Here are a few life lessons that we can learn from animals—including how to unlearn some of our more damaging ‘human’ traits.

  1. “The dog has no self-image, good or bad, so he has no need to play roles, nor does he love himself or hate himself. He has no self! How to live free of the burden of self—what a great spiritual teaching.” ~Eckhart Tolle in Guardians of Being

In a society that often prides itself on human uniqueness, it is all too easy to feel separate from others. We are taught to be different! We are taught to be memorable! But when we learn to breathe, meditate, or focus on the present moment, we can lose our sense of separateness and begin to feel at one with life. Just as the dog doesn’t know ‘reputation’, so we, as humans, can learn to enjoy the gift of being.

  1. “Trust your instincts and stay away from people or creatures who smell like bad things or bad moods.” ~Jennifer Freed and Stanley the Cat in Lessons from Stanley the Cat

Throughout our human lives, many of us are taught to think before we feel, and to follow the rules of politeness in order to feel embraced. The result? We squash the instincts we once so naturally had, and tell ourselves to follow the “rules” instead. But we’d often do better to follow our instincts like cats do—these instincts tell us who we can trust and who we’d do best to avoid. We can get back in touch with these instincts by experiencing the moment rather than constantly trying to control it. Meditation can be a wonderful way of doing just that.

  1. “Why are you afraid to bark out your truth and show the world your trueness? It is their privilege to see your truth. And if they can’t understand that, then turn toward the sun instead and let it fill you. Because if you try to grow toward them, you will miss the warmth, just as they will miss the warmth…” ~Lana Fox and Sophie Bulldog in Paws Off My Bone! An Assertiveness Guide for Bulldogs and Their Humans

Dogs are wonderful pack animals and they tend to be experts at tuning into the group. But often, dogs also understand that they can’t control the feelings of others. A dog will comfort a human, but they won’t fight that human’s feelings or try to artificially change them. They’ll sit with the human’s feelings, as long as those feelings are safe—or, if those feelings feel destructive for the dog, they’ll often go and find their own space. After all, a healthy dog can understand that they mustn’t sacrifice their emotional world for another. They known that by being true to their emotional needs, they will best be able to serve the world.

### Dataset content:

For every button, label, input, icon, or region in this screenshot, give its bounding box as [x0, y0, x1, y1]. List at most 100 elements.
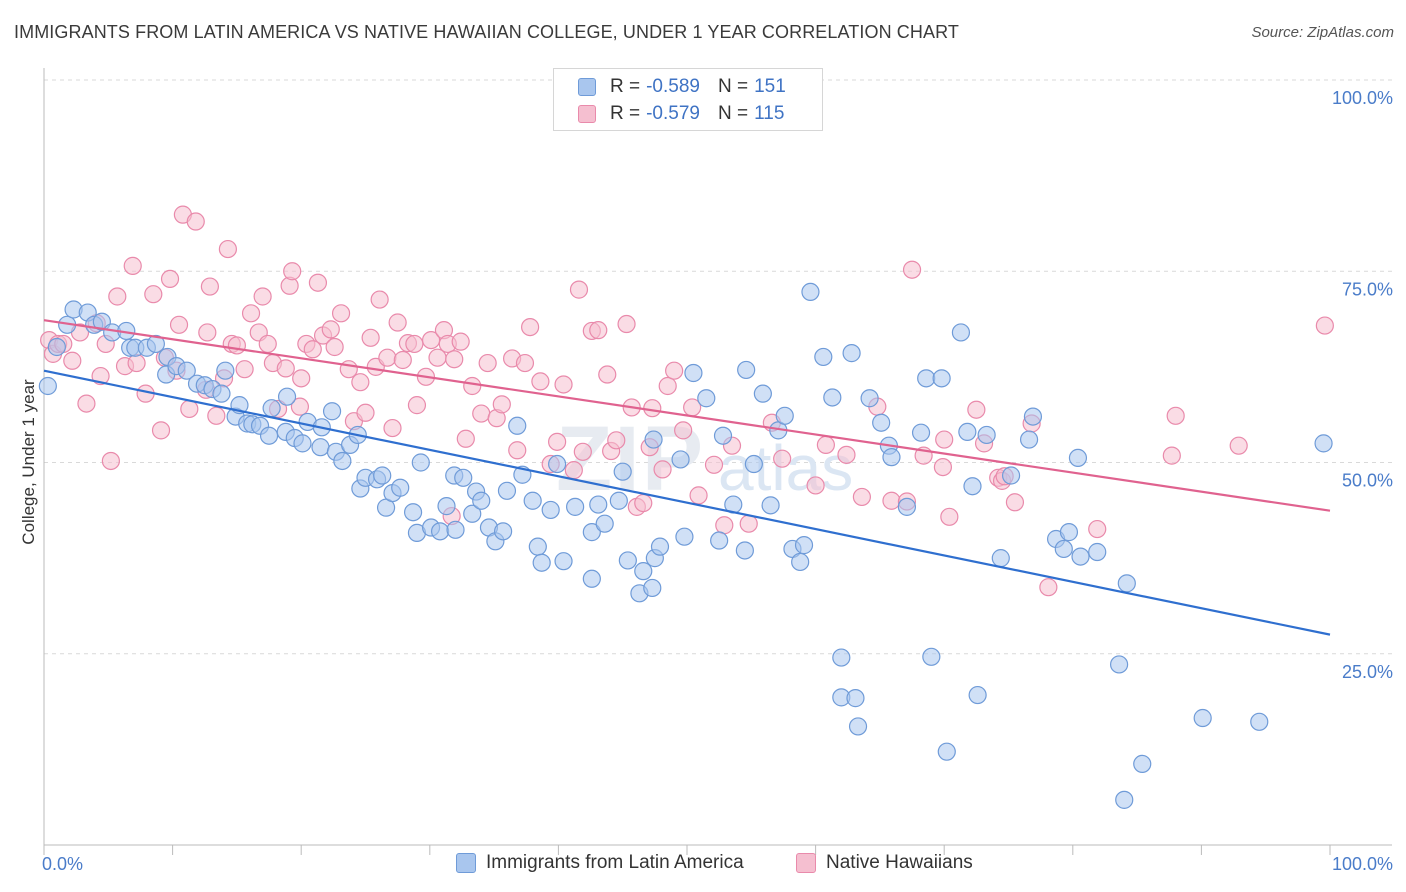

### Problems:
**A)** In the text on lessons from animals, what will a dog often do when a human's feelings seem destructive to it?
**B)** Reproduce the part of the text on lessons from animals starting with "Dogs are wonderful" and going on through "serve the world.", swapping "feelings" for "emotions" throughout.
**C)** Write what comes next in the text on lessons from animals, picking up after its final sentence.

### The replies:
**A)** It will often go and find its own space.

**B)**
Dogs are wonderful pack animals and they tend to be experts at tuning into the group. But often, dogs also understand that they can’t control the emotions of others. A dog will comfort a human, but they won’t fight that human’s emotions or try to artificially change them. They’ll sit with the human’s emotions, as long as those emotions are safe—or, if those emotions feel destructive for the dog, they’ll often go and find their own space. After all, a healthy dog can understand that they mustn’t sacrifice their emotional world for another. They known that by being true to their emotional needs, they will best be able to serve the world.

**C)**
  1. Ladybug: “Have you ever noticed how small I am yet how much attention I can attract when I land somewhere nearby? My colors and my unusual dot markings do attract the eye in spite of my size. It’s important to notice the little things around you, like how the veins in a leaf look like tiny rivers, the way that spider meanders along as if she knows exactly where she’s going, or the scent of the flowers on a spring day.” ~Steven Farmer in Children’s Spirit Animal Cards

As humans, it is all too easy to think of experiences in terms of their relative size. Is the salary I’ll now be earning bigger than my last salary? Is my house grand enough? Have I got enough certificates from enough amazing places? Such questions rob us of what the ladybug teaches—that being still and small does not mean being invisible. As I have learned myself in life, it is possible to earn a smaller salary and live a far richer life. Animals and insects do not tend to own things. Perhaps that is because they are so good at being, and so good at looking outside of themselves.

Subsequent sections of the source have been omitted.